DIRECTIONS FOR THIS TASK:
Gather every line of the listing that contains the string "description" and copy each one in full. Case counts, so a line matches only if its capitalization is the same.

DATA SHOWN:
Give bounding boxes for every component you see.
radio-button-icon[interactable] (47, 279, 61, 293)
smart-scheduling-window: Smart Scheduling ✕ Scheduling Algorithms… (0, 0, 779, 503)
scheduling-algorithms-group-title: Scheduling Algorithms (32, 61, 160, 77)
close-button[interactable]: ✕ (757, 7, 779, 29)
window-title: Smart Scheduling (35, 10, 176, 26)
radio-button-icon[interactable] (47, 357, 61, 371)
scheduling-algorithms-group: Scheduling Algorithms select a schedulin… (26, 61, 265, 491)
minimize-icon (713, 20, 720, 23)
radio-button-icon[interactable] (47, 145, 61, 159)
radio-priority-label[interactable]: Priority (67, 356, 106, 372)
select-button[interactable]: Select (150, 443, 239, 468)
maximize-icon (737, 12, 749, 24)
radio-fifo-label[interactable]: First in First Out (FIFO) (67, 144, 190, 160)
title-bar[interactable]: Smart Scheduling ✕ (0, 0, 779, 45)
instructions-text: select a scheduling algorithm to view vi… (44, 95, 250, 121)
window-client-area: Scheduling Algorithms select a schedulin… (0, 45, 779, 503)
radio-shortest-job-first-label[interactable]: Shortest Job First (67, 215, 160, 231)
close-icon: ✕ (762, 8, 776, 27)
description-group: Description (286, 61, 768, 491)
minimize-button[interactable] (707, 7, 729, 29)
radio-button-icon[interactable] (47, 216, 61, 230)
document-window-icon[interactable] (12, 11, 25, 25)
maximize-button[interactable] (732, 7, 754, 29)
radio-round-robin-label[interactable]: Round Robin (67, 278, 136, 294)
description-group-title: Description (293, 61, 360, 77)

RESPONSE TO THE EXERCISE:
description-group: Description (286, 61, 768, 491)
description-group-title: Description (293, 61, 360, 77)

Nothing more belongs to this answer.